* [Record list]:

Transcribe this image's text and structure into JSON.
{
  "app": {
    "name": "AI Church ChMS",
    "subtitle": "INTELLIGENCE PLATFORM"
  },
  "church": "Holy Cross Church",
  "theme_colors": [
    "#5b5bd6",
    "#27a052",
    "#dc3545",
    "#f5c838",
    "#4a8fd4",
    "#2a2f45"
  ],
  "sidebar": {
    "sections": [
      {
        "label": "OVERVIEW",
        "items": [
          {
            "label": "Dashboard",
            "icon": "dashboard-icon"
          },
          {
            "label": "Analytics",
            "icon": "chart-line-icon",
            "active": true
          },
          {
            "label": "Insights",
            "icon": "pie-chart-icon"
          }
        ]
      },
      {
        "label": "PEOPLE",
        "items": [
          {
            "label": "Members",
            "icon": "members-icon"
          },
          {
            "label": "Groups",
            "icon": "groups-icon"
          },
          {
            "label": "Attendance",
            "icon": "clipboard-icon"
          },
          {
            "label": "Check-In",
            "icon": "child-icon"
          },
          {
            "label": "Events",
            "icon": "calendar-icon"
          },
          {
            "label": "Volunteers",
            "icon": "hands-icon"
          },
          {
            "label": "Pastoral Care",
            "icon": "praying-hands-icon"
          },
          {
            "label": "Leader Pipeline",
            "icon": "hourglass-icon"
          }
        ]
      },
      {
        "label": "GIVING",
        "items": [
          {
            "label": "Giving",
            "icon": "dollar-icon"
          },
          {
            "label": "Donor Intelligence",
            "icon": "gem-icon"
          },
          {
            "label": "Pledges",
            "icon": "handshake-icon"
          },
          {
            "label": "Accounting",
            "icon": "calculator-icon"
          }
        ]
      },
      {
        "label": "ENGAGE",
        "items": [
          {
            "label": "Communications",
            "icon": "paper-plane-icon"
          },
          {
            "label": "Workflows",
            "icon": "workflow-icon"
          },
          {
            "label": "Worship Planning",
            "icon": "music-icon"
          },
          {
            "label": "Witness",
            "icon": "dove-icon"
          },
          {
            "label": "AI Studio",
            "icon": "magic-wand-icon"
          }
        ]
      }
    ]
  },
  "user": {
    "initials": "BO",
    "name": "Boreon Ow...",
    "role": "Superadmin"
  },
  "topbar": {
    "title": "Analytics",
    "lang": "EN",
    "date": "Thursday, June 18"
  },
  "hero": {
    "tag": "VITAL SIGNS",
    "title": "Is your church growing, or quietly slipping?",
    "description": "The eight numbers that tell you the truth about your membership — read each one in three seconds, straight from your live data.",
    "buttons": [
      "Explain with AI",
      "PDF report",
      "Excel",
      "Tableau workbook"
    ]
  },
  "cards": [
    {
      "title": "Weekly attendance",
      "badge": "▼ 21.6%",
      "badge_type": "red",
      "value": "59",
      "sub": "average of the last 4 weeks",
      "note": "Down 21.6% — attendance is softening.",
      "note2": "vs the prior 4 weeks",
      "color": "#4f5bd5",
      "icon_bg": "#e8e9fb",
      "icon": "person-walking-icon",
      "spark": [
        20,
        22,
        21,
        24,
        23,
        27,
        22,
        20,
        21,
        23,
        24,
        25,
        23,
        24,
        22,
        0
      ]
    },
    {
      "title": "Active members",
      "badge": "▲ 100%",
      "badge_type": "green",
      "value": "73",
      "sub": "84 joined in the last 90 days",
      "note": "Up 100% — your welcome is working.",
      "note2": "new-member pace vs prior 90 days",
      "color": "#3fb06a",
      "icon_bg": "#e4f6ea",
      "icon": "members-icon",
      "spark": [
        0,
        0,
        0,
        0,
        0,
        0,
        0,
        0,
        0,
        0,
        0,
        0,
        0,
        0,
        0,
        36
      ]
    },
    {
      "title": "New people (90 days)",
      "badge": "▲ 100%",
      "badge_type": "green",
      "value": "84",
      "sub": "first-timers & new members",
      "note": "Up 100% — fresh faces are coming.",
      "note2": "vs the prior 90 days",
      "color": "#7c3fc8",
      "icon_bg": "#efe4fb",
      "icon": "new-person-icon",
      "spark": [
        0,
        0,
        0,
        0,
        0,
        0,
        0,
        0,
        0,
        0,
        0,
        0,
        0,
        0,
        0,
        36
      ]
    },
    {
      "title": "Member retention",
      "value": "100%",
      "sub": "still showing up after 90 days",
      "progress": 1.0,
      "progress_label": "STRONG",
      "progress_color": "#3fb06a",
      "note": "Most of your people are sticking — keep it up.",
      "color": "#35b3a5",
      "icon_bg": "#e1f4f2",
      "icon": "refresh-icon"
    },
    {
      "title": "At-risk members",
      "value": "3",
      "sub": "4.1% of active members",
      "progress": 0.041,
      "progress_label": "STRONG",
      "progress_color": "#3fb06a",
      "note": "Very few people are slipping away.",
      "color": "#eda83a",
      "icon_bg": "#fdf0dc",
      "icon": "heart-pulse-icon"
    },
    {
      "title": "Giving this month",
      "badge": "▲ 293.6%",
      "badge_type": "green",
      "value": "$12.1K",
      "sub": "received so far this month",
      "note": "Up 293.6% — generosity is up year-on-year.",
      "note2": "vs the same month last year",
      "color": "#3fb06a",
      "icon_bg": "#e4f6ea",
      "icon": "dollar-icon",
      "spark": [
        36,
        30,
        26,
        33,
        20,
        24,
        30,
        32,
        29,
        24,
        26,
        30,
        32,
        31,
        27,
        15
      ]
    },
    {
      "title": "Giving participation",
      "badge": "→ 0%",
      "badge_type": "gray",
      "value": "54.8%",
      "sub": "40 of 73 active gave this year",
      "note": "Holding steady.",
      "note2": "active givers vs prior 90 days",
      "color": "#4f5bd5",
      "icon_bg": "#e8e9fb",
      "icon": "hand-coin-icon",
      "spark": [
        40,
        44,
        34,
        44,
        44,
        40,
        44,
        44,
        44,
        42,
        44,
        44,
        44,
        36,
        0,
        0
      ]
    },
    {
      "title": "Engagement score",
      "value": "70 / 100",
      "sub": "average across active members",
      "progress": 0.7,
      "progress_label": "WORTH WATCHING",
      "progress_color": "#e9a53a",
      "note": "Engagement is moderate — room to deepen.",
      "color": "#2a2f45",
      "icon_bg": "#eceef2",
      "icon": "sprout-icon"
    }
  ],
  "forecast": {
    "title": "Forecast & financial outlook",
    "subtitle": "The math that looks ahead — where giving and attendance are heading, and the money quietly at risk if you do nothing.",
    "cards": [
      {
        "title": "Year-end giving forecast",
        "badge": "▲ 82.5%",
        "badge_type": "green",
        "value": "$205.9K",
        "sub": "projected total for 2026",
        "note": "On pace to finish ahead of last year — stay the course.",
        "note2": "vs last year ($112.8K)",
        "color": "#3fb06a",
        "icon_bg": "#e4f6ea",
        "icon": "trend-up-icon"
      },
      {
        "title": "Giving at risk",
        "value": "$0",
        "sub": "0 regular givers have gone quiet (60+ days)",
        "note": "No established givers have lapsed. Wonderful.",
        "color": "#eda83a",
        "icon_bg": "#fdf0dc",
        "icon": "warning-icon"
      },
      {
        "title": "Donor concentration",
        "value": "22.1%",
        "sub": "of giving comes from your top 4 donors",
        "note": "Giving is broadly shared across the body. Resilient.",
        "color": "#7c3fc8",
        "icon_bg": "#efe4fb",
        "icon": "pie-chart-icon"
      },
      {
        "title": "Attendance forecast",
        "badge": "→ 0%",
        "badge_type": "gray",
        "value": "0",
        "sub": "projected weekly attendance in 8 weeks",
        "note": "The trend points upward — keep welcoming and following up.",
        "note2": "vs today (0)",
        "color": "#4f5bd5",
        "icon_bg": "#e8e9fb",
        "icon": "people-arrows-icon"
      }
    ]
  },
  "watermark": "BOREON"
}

* [Instructions to follow]: Copy each record from above exactly, and include every line.

* [Task solution]:
Transcribe this image's text and structure into JSON.
{
  "app": {
    "name": "AI Church ChMS",
    "subtitle": "INTELLIGENCE PLATFORM"
  },
  "church": "Holy Cross Church",
  "theme_colors": [
    "#5b5bd6",
    "#27a052",
    "#dc3545",
    "#f5c838",
    "#4a8fd4",
    "#2a2f45"
  ],
  "sidebar": {
    "sections": [
      {
        "label": "OVERVIEW",
        "items": [
          {
            "label": "Dashboard",
            "icon": "dashboard-icon"
          },
          {
            "label": "Analytics",
            "icon": "chart-line-icon",
            "active": true
          },
          {
            "label": "Insights",
            "icon": "pie-chart-icon"
          }
        ]
      },
      {
        "label": "PEOPLE",
        "items": [
          {
            "label": "Members",
            "icon": "members-icon"
          },
          {
            "label": "Groups",
            "icon": "groups-icon"
          },
          {
            "label": "Attendance",
            "icon": "clipboard-icon"
          },
          {
            "label": "Check-In",
            "icon": "child-icon"
          },
          {
            "label": "Events",
            "icon": "calendar-icon"
          },
          {
            "label": "Volunteers",
            "icon": "hands-icon"
          },
          {
            "label": "Pastoral Care",
            "icon": "praying-hands-icon"
          },
          {
            "label": "Leader Pipeline",
            "icon": "hourglass-icon"
          }
        ]
      },
      {
        "label": "GIVING",
        "items": [
          {
            "label": "Giving",
            "icon": "dollar-icon"
          },
          {
            "label": "Donor Intelligence",
            "icon": "gem-icon"
          },
          {
            "label": "Pledges",
            "icon": "handshake-icon"
          },
          {
            "label": "Accounting",
            "icon": "calculator-icon"
          }
        ]
      },
      {
        "label": "ENGAGE",
        "items": [
          {
            "label": "Communications",
            "icon": "paper-plane-icon"
          },
          {
            "label": "Workflows",
            "icon": "workflow-icon"
          },
          {
            "label": "Worship Planning",
            "icon": "music-icon"
          },
          {
            "label": "Witness",
            "icon": "dove-icon"
          },
          {
            "label": "AI Studio",
            "icon": "magic-wand-icon"
          }
        ]
      }
    ]
  },
  "user": {
    "initials": "BO",
    "name": "Boreon Ow...",
    "role": "Superadmin"
  },
  "topbar": {
    "title": "Analytics",
    "lang": "EN",
    "date": "Thursday, June 18"
  },
  "hero": {
    "tag": "VITAL SIGNS",
    "title": "Is your church growing, or quietly slipping?",
    "description": "The eight numbers that tell you the truth about your membership — read each one in three seconds, straight from your live data.",
    "buttons": [
      "Explain with AI",
      "PDF report",
      "Excel",
      "Tableau workbook"
    ]
  },
  "cards": [
    {
      "title": "Weekly attendance",
      "badge": "▼ 21.6%",
      "badge_type": "red",
      "value": "59",
      "sub": "average of the last 4 weeks",
      "note": "Down 21.6% — attendance is softening.",
      "note2": "vs the prior 4 weeks",
      "color": "#4f5bd5",
      "icon_bg": "#e8e9fb",
      "icon": "person-walking-icon",
      "spark": [
        20,
        22,
        21,
        24,
        23,
        27,
        22,
        20,
        21,
        23,
        24,
        25,
        23,
        24,
        22,
        0
      ]
    },
    {
      "title": "Active members",
      "badge": "▲ 100%",
      "badge_type": "green",
      "value": "73",
      "sub": "84 joined in the last 90 days",
      "note": "Up 100% — your welcome is working.",
      "note2": "new-member pace vs prior 90 days",
      "color": "#3fb06a",
      "icon_bg": "#e4f6ea",
      "icon": "members-icon",
      "spark": [
        0,
        0,
        0,
        0,
        0,
        0,
        0,
        0,
        0,
        0,
        0,
        0,
        0,
        0,
        0,
        36
      ]
    },
    {
      "title": "New people (90 days)",
      "badge": "▲ 100%",
      "badge_type": "green",
      "value": "84",
      "sub": "first-timers & new members",
      "note": "Up 100% — fresh faces are coming.",
      "note2": "vs the prior 90 days",
      "color": "#7c3fc8",
      "icon_bg": "#efe4fb",
      "icon": "new-person-icon",
      "spark": [
        0,
        0,
        0,
        0,
        0,
        0,
        0,
        0,
        0,
        0,
        0,
        0,
        0,
        0,
        0,
        36
      ]
    },
    {
      "title": "Member retention",
      "value": "100%",
      "sub": "still showing up after 90 days",
      "progress": 1.0,
      "progress_label": "STRONG",
      "progress_color": "#3fb06a",
      "note": "Most of your people are sticking — keep it up.",
      "color": "#35b3a5",
      "icon_bg": "#e1f4f2",
      "icon": "refresh-icon"
    },
    {
      "title": "At-risk members",
      "value": "3",
      "sub": "4.1% of active members",
      "progress": 0.041,
      "progress_label": "STRONG",
      "progress_color": "#3fb06a",
      "note": "Very few people are slipping away.",
      "color": "#eda83a",
      "icon_bg": "#fdf0dc",
      "icon": "heart-pulse-icon"
    },
    {
      "title": "Giving this month",
      "badge": "▲ 293.6%",
      "badge_type": "green",
      "value": "$12.1K",
      "sub": "received so far this month",
      "note": "Up 293.6% — generosity is up year-on-year.",
      "note2": "vs the same month last year",
      "color": "#3fb06a",
      "icon_bg": "#e4f6ea",
      "icon": "dollar-icon",
      "spark": [
        36,
        30,
        26,
        33,
        20,
        24,
        30,
        32,
        29,
        24,
        26,
        30,
        32,
        31,
        27,
        15
      ]
    },
    {
      "title": "Giving participation",
      "badge": "→ 0%",
      "badge_type": "gray",
      "value": "54.8%",
      "sub": "40 of 73 active gave this year",
      "note": "Holding steady.",
      "note2": "active givers vs prior 90 days",
      "color": "#4f5bd5",
      "icon_bg": "#e8e9fb",
      "icon": "hand-coin-icon",
      "spark": [
        40,
        44,
        34,
        44,
        44,
        40,
        44,
        44,
        44,
        42,
        44,
        44,
        44,
        36,
        0,
        0
      ]
    },
    {
      "title": "Engagement score",
      "value": "70 / 100",
      "sub": "average across active members",
      "progress": 0.7,
      "progress_label": "WORTH WATCHING",
      "progress_color": "#e9a53a",
      "note": "Engagement is moderate — room to deepen.",
      "color": "#2a2f45",
      "icon_bg": "#eceef2",
      "icon": "sprout-icon"
    }
  ],
  "forecast": {
    "title": "Forecast & financial outlook",
    "subtitle": "The math that looks ahead — where giving and attendance are heading, and the money quietly at risk if you do nothing.",
    "cards": [
      {
        "title": "Year-end giving forecast",
        "badge": "▲ 82.5%",
        "badge_type": "green",
        "value": "$205.9K",
        "sub": "projected total for 2026",
        "note": "On pace to finish ahead of last year — stay the course.",
        "note2": "vs last year ($112.8K)",
        "color": "#3fb06a",
        "icon_bg": "#e4f6ea",
        "icon": "trend-up-icon"
      },
      {
        "title": "Giving at risk",
        "value": "$0",
        "sub": "0 regular givers have gone quiet (60+ days)",
        "note": "No established givers have lapsed. Wonderful.",
        "color": "#eda83a",
        "icon_bg": "#fdf0dc",
        "icon": "warning-icon"
      },
      {
        "title": "Donor concentration",
        "value": "22.1%",
        "sub": "of giving comes from your top 4 donors",
        "note": "Giving is broadly shared across the body. Resilient.",
        "color": "#7c3fc8",
        "icon_bg": "#efe4fb",
        "icon": "pie-chart-icon"
      },
      {
        "title": "Attendance forecast",
        "badge": "→ 0%",
        "badge_type": "gray",
        "value": "0",
        "sub": "projected weekly attendance in 8 weeks",
        "note": "The trend points upward — keep welcoming and following up.",
        "note2": "vs today (0)",
        "color": "#4f5bd5",
        "icon_bg": "#e8e9fb",
        "icon": "people-arrows-icon"
      }
    ]
  },
  "watermark": "BOREON"
}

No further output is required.